### PROBLEM DETAILS:
Would you restate, exactly as they appear, the lines from the one containing "Transcribe the text in this document." through the end of the data below?

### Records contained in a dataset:
start
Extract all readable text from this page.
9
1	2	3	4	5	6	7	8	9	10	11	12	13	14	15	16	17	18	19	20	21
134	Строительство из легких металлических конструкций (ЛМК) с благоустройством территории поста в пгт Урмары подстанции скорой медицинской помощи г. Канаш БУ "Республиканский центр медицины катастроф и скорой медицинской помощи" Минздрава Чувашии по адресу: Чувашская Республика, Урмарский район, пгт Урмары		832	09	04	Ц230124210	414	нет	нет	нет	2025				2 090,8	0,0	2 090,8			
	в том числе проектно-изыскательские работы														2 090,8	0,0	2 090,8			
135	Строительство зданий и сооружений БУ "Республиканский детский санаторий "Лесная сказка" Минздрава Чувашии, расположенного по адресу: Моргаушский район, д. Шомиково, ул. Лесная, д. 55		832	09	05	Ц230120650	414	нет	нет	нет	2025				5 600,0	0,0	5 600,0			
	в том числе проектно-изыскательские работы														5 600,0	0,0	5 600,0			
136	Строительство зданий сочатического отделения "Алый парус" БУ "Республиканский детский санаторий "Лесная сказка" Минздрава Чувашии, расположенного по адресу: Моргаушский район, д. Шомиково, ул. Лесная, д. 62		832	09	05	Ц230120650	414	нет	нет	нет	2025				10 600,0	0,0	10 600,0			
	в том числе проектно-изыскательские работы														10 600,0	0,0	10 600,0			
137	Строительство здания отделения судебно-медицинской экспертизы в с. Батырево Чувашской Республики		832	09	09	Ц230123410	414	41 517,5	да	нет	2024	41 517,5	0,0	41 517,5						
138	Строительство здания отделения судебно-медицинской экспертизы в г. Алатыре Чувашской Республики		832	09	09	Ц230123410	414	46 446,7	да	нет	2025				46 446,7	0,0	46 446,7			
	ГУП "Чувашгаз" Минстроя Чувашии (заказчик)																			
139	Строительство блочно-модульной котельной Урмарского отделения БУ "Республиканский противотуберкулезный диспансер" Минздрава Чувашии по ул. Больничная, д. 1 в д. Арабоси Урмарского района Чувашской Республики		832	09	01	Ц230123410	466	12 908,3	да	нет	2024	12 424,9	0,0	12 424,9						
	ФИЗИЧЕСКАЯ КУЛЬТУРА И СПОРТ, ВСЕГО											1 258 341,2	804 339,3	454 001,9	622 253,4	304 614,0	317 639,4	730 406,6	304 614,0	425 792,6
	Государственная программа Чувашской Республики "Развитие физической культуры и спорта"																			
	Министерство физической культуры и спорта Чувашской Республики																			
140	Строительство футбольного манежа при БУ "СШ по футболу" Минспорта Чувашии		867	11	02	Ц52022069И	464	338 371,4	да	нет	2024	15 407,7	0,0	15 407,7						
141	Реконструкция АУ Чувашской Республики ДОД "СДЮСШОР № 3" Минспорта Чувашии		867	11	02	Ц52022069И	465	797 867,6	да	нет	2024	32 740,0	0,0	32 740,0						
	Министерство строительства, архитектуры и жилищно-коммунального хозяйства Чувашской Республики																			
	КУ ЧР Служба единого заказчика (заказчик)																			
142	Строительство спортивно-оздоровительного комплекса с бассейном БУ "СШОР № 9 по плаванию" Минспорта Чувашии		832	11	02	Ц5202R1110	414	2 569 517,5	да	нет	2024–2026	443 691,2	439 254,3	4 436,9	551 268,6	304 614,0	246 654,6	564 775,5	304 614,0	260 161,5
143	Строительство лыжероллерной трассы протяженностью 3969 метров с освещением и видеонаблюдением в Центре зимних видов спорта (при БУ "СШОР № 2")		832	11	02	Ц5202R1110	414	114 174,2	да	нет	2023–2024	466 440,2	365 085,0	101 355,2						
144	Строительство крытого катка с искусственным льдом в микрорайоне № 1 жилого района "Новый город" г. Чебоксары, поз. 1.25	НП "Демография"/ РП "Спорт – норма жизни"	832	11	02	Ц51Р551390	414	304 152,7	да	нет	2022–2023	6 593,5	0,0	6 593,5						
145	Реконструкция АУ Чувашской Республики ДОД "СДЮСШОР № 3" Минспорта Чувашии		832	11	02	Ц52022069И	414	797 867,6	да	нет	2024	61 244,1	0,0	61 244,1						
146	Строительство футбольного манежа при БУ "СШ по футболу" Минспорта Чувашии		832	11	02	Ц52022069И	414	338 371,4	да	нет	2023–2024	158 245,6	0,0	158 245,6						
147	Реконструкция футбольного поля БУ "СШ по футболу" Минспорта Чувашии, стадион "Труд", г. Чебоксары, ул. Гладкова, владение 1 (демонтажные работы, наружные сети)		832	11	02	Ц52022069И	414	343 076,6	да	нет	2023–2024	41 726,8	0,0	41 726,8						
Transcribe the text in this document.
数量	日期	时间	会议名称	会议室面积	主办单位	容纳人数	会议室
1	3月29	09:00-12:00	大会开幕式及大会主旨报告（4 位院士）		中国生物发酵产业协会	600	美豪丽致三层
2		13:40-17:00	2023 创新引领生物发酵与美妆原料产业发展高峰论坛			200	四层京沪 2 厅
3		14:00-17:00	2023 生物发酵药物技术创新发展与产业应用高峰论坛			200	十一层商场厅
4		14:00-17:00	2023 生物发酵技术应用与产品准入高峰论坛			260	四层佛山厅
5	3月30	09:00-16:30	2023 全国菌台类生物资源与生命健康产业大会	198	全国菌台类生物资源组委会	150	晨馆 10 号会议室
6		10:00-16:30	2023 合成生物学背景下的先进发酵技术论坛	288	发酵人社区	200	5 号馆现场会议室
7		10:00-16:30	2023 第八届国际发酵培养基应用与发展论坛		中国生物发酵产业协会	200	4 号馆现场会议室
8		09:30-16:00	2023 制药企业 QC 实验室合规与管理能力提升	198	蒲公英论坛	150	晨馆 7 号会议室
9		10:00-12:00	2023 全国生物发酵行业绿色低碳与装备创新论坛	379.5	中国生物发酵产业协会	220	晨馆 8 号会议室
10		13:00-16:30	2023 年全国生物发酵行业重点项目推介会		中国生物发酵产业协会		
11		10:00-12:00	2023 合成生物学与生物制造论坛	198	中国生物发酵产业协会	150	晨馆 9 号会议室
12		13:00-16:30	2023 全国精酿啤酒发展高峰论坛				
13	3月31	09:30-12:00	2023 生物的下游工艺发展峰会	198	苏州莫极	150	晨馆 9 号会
end
### EXERCISE ANSWER:
Transcribe the text in this document.
数量	日期	时间	会议名称	会议室面积	主办单位	容纳人数	会议室
1	3月29	09:00-12:00	大会开幕式及大会主旨报告（4 位院士）		中国生物发酵产业协会	600	美豪丽致三层
2		13:40-17:00	2023 创新引领生物发酵与美妆原料产业发展高峰论坛			200	四层京沪 2 厅
3		14:00-17:00	2023 生物发酵药物技术创新发展与产业应用高峰论坛			200	十一层商场厅
4		14:00-17:00	2023 生物发酵技术应用与产品准入高峰论坛			260	四层佛山厅
5	3月30	09:00-16:30	2023 全国菌台类生物资源与生命健康产业大会	198	全国菌台类生物资源组委会	150	晨馆 10 号会议室
6		10:00-16:30	2023 合成生物学背景下的先进发酵技术论坛	288	发酵人社区	200	5 号馆现场会议室
7		10:00-16:30	2023 第八届国际发酵培养基应用与发展论坛		中国生物发酵产业协会	200	4 号馆现场会议室
8		09:30-16:00	2023 制药企业 QC 实验室合规与管理能力提升	198	蒲公英论坛	150	晨馆 7 号会议室
9		10:00-12:00	2023 全国生物发酵行业绿色低碳与装备创新论坛	379.5	中国生物发酵产业协会	220	晨馆 8 号会议室
10		13:00-16:30	2023 年全国生物发酵行业重点项目推介会		中国生物发酵产业协会		
11		10:00-12:00	2023 合成生物学与生物制造论坛	198	中国生物发酵产业协会	150	晨馆 9 号会议室
12		13:00-16:30	2023 全国精酿啤酒发展高峰论坛				
13	3月31	09:30-12:00	2023 生物的下游工艺发展峰会	198	苏州莫极	150	晨馆 9 号会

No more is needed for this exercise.